- **Exercise prompt**: Set down each line of the data below exactly as it stands, dropping the pictures.

(Dataset records)
========
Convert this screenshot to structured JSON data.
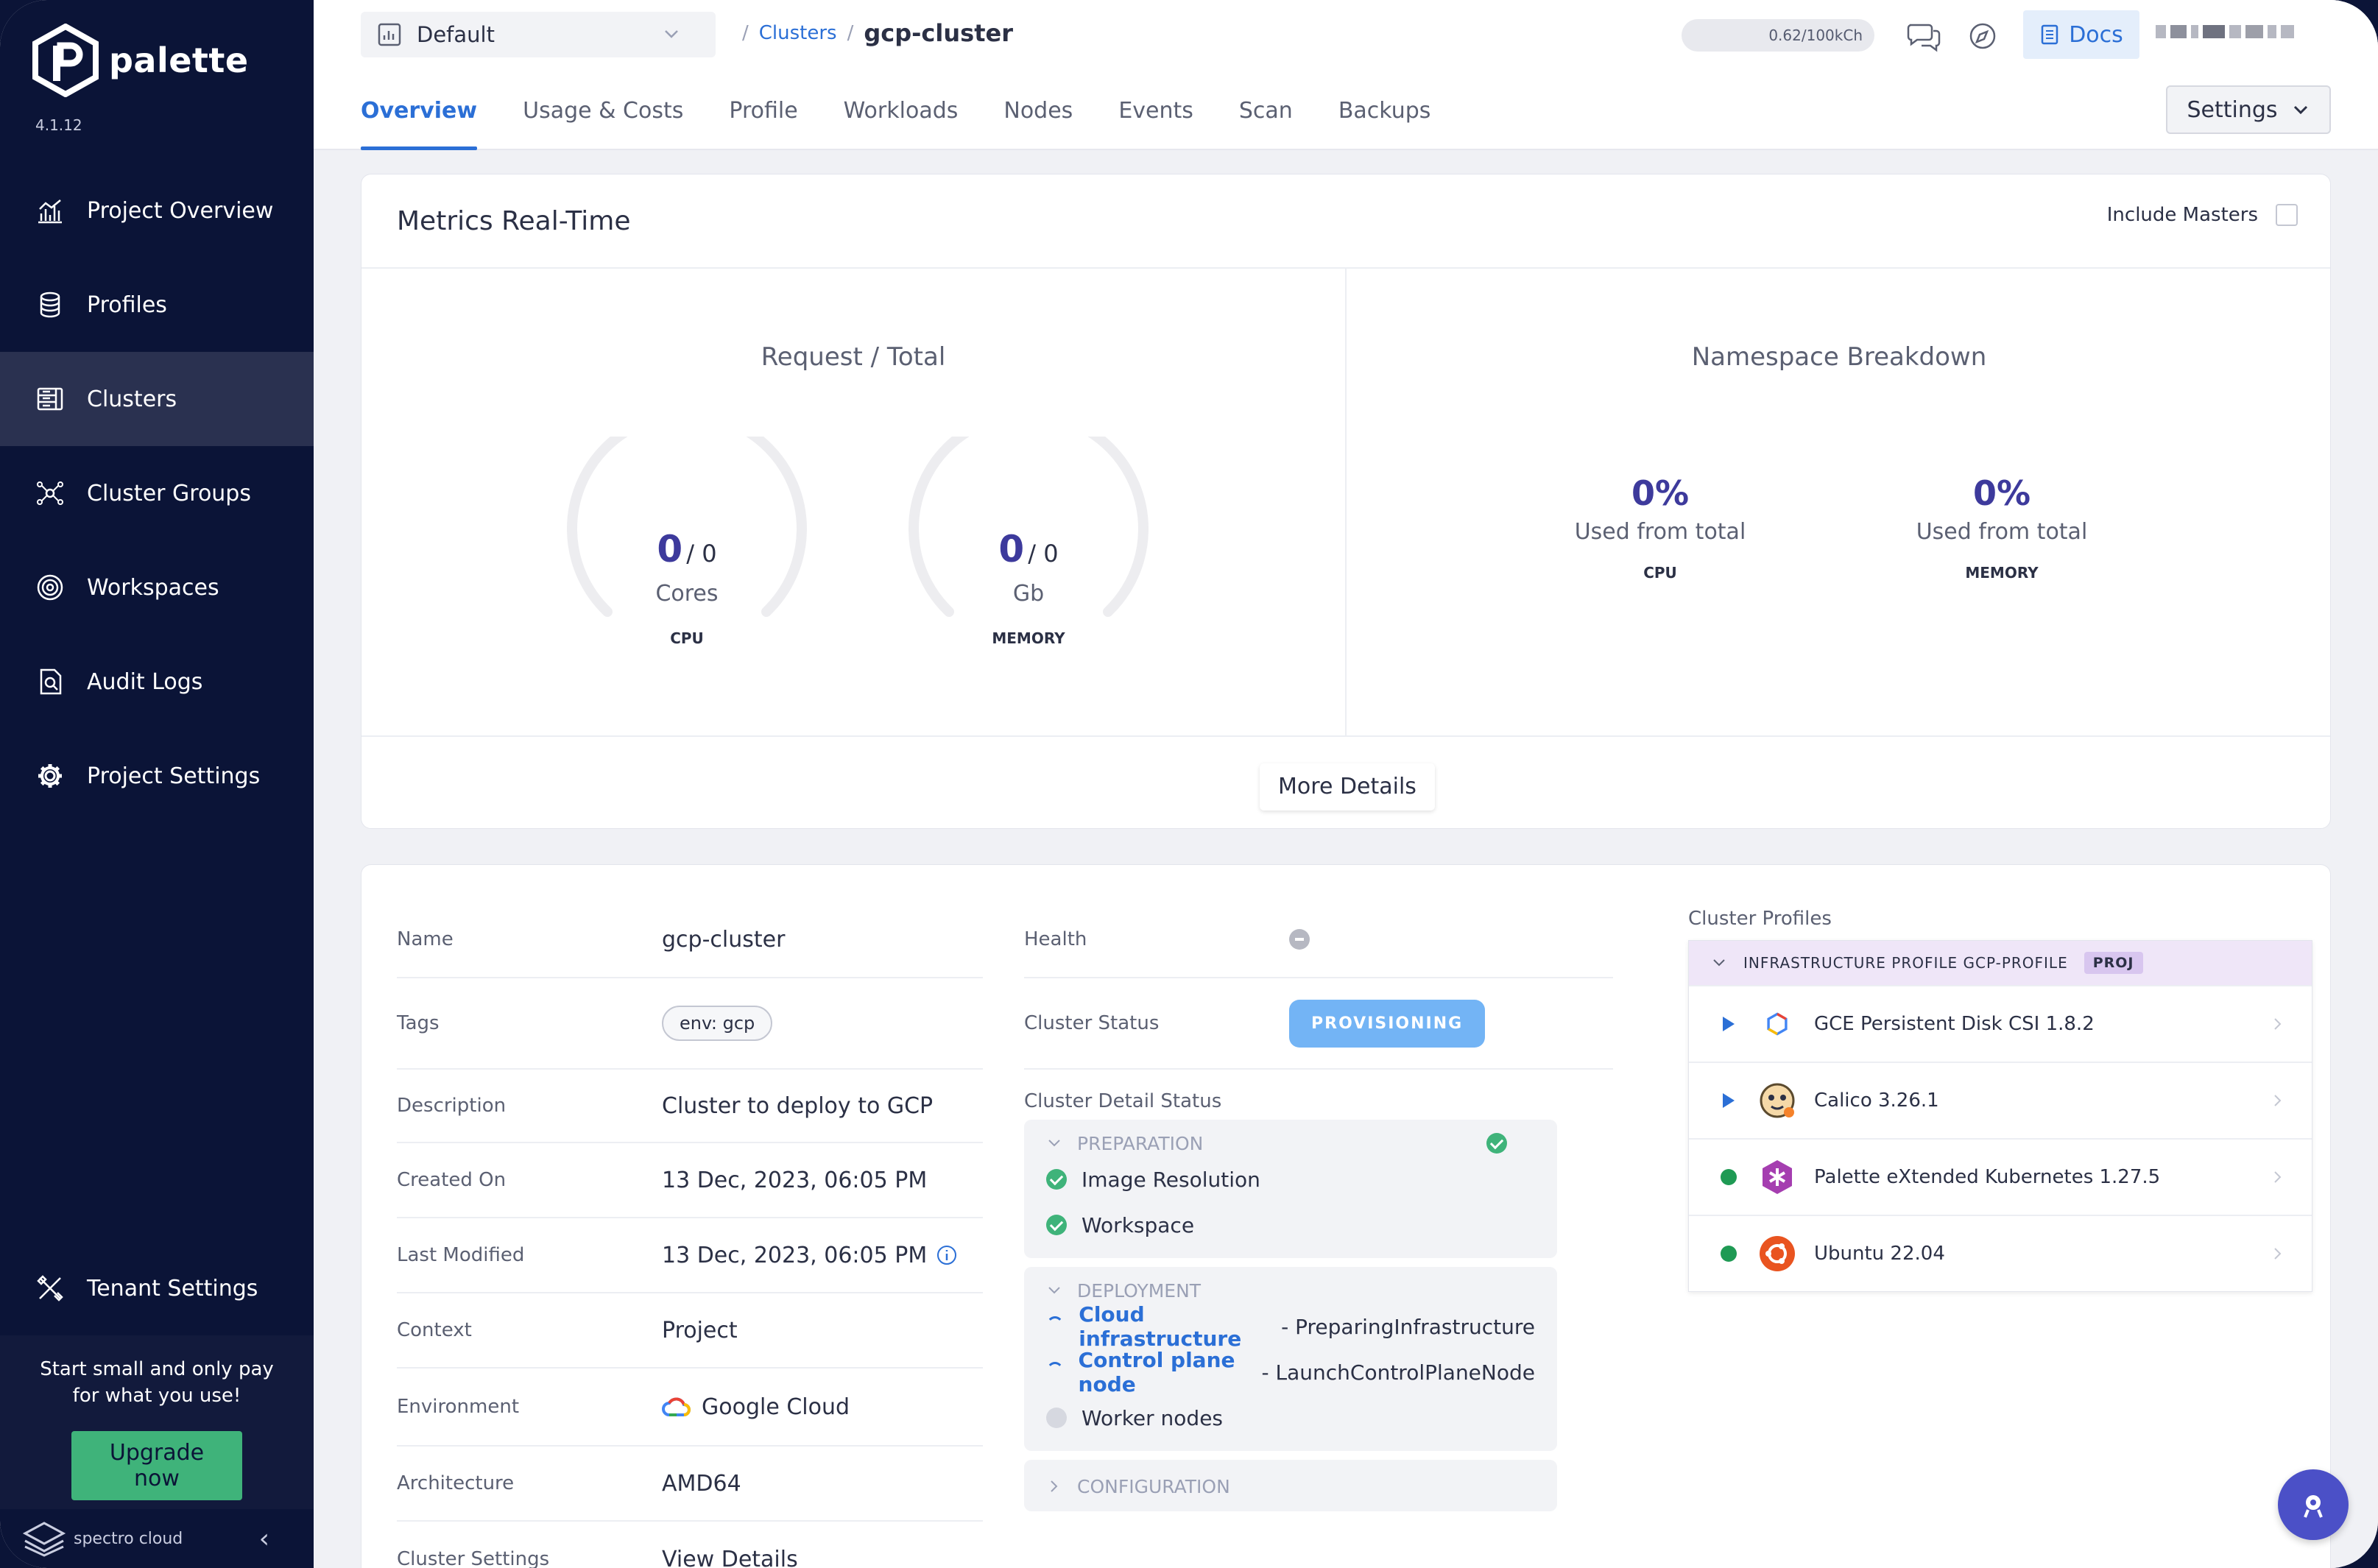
{
  "sidebar": {
    "brand": "palette",
    "version": "4.1.12",
    "items": [
      {
        "label": "Project Overview",
        "icon": "chart-icon"
      },
      {
        "label": "Profiles",
        "icon": "stack-icon"
      },
      {
        "label": "Clusters",
        "icon": "clusters-icon"
      },
      {
        "label": "Cluster Groups",
        "icon": "network-icon"
      },
      {
        "label": "Workspaces",
        "icon": "target-icon"
      },
      {
        "label": "Audit Logs",
        "icon": "audit-icon"
      },
      {
        "label": "Project Settings",
        "icon": "gear-icon"
      }
    ],
    "active_index": 2,
    "tenant_settings": "Tenant Settings",
    "promo_text": "Start small and only pay for what you use!",
    "upgrade_label": "Upgrade now",
    "footer_brand": "spectro cloud"
  },
  "header": {
    "project": "Default",
    "breadcrumb_sep": "/",
    "breadcrumb_link": "Clusters",
    "breadcrumb_current": "gcp-cluster",
    "usage": "0.62/100kCh",
    "docs_label": "Docs",
    "settings_label": "Settings",
    "tabs": [
      "Overview",
      "Usage & Costs",
      "Profile",
      "Workloads",
      "Nodes",
      "Events",
      "Scan",
      "Backups"
    ],
    "active_tab": 0
  },
  "metrics": {
    "title": "Metrics Real-Time",
    "include_masters": "Include Masters",
    "request_title": "Request / Total",
    "cpu": {
      "used": "0",
      "total": "/ 0",
      "unit": "Cores",
      "label": "CPU"
    },
    "memory": {
      "used": "0",
      "total": "/ 0",
      "unit": "Gb",
      "label": "MEMORY"
    },
    "namespace_title": "Namespace Breakdown",
    "ns_cpu": {
      "value": "0%",
      "sub": "Used from total",
      "label": "CPU"
    },
    "ns_memory": {
      "value": "0%",
      "sub": "Used from total",
      "label": "MEMORY"
    },
    "more_details": "More Details"
  },
  "details": {
    "name_k": "Name",
    "name_v": "gcp-cluster",
    "tags_k": "Tags",
    "tags_v": "env: gcp",
    "desc_k": "Description",
    "desc_v": "Cluster to deploy to GCP",
    "created_k": "Created On",
    "created_v": "13 Dec, 2023, 06:05 PM",
    "modified_k": "Last Modified",
    "modified_v": "13 Dec, 2023, 06:05 PM",
    "context_k": "Context",
    "context_v": "Project",
    "env_k": "Environment",
    "env_v": "Google Cloud",
    "arch_k": "Architecture",
    "arch_v": "AMD64",
    "settings_k": "Cluster Settings",
    "settings_v": "View Details",
    "health_k": "Health",
    "status_k": "Cluster Status",
    "status_v": "PROVISIONING",
    "detail_status_title": "Cluster Detail Status",
    "preparation": "PREPARATION",
    "prep_items": [
      "Image Resolution",
      "Workspace"
    ],
    "deployment": "DEPLOYMENT",
    "deploy_items": [
      {
        "link": "Cloud infrastructure",
        "rest": " - PreparingInfrastructure"
      },
      {
        "link": "Control plane node",
        "rest": " - LaunchControlPlaneNode"
      }
    ],
    "worker_nodes": "Worker nodes",
    "configuration": "CONFIGURATION"
  },
  "profiles": {
    "title": "Cluster Profiles",
    "header": "INFRASTRUCTURE PROFILE GCP-PROFILE",
    "badge": "PROJ",
    "layers": [
      {
        "name": "GCE Persistent Disk CSI 1.8.2",
        "icon": "gce-icon"
      },
      {
        "name": "Calico 3.26.1",
        "icon": "calico-icon"
      },
      {
        "name": "Palette eXtended Kubernetes 1.27.5",
        "icon": "kubernetes-icon"
      },
      {
        "name": "Ubuntu 22.04",
        "icon": "ubuntu-icon"
      }
    ]
  },
  "colors": {
    "accent": "#2b6fd6",
    "sidebar": "#0b1437",
    "success": "#3fb37a",
    "provisioning": "#73b4f5"
  }
}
========
- **Answer**:
Convert this screenshot to structured JSON data.
{
  "sidebar": {
    "brand": "palette",
    "version": "4.1.12",
    "items": [
      {
        "label": "Project Overview",
        "icon": "chart-icon"
      },
      {
        "label": "Profiles",
        "icon": "stack-icon"
      },
      {
        "label": "Clusters",
        "icon": "clusters-icon"
      },
      {
        "label": "Cluster Groups",
        "icon": "network-icon"
      },
      {
        "label": "Workspaces",
        "icon": "target-icon"
      },
      {
        "label": "Audit Logs",
        "icon": "audit-icon"
      },
      {
        "label": "Project Settings",
        "icon": "gear-icon"
      }
    ],
    "active_index": 2,
    "tenant_settings": "Tenant Settings",
    "promo_text": "Start small and only pay for what you use!",
    "upgrade_label": "Upgrade now",
    "footer_brand": "spectro cloud"
  },
  "header": {
    "project": "Default",
    "breadcrumb_sep": "/",
    "breadcrumb_link": "Clusters",
    "breadcrumb_current": "gcp-cluster",
    "usage": "0.62/100kCh",
    "docs_label": "Docs",
    "settings_label": "Settings",
    "tabs": [
      "Overview",
      "Usage & Costs",
      "Profile",
      "Workloads",
      "Nodes",
      "Events",
      "Scan",
      "Backups"
    ],
    "active_tab": 0
  },
  "metrics": {
    "title": "Metrics Real-Time",
    "include_masters": "Include Masters",
    "request_title": "Request / Total",
    "cpu": {
      "used": "0",
      "total": "/ 0",
      "unit": "Cores",
      "label": "CPU"
    },
    "memory": {
      "used": "0",
      "total": "/ 0",
      "unit": "Gb",
      "label": "MEMORY"
    },
    "namespace_title": "Namespace Breakdown",
    "ns_cpu": {
      "value": "0%",
      "sub": "Used from total",
      "label": "CPU"
    },
    "ns_memory": {
      "value": "0%",
      "sub": "Used from total",
      "label": "MEMORY"
    },
    "more_details": "More Details"
  },
  "details": {
    "name_k": "Name",
    "name_v": "gcp-cluster",
    "tags_k": "Tags",
    "tags_v": "env: gcp",
    "desc_k": "Description",
    "desc_v": "Cluster to deploy to GCP",
    "created_k": "Created On",
    "created_v": "13 Dec, 2023, 06:05 PM",
    "modified_k": "Last Modified",
    "modified_v": "13 Dec, 2023, 06:05 PM",
    "context_k": "Context",
    "context_v": "Project",
    "env_k": "Environment",
    "env_v": "Google Cloud",
    "arch_k": "Architecture",
    "arch_v": "AMD64",
    "settings_k": "Cluster Settings",
    "settings_v": "View Details",
    "health_k": "Health",
    "status_k": "Cluster Status",
    "status_v": "PROVISIONING",
    "detail_status_title": "Cluster Detail Status",
    "preparation": "PREPARATION",
    "prep_items": [
      "Image Resolution",
      "Workspace"
    ],
    "deployment": "DEPLOYMENT",
    "deploy_items": [
      {
        "link": "Cloud infrastructure",
        "rest": " - PreparingInfrastructure"
      },
      {
        "link": "Control plane node",
        "rest": " - LaunchControlPlaneNode"
      }
    ],
    "worker_nodes": "Worker nodes",
    "configuration": "CONFIGURATION"
  },
  "profiles": {
    "title": "Cluster Profiles",
    "header": "INFRASTRUCTURE PROFILE GCP-PROFILE",
    "badge": "PROJ",
    "layers": [
      {
        "name": "GCE Persistent Disk CSI 1.8.2",
        "icon": "gce-icon"
      },
      {
        "name": "Calico 3.26.1",
        "icon": "calico-icon"
      },
      {
        "name": "Palette eXtended Kubernetes 1.27.5",
        "icon": "kubernetes-icon"
      },
      {
        "name": "Ubuntu 22.04",
        "icon": "ubuntu-icon"
      }
    ]
  },
  "colors": {
    "accent": "#2b6fd6",
    "sidebar": "#0b1437",
    "success": "#3fb37a",
    "provisioning": "#73b4f5"
  }
}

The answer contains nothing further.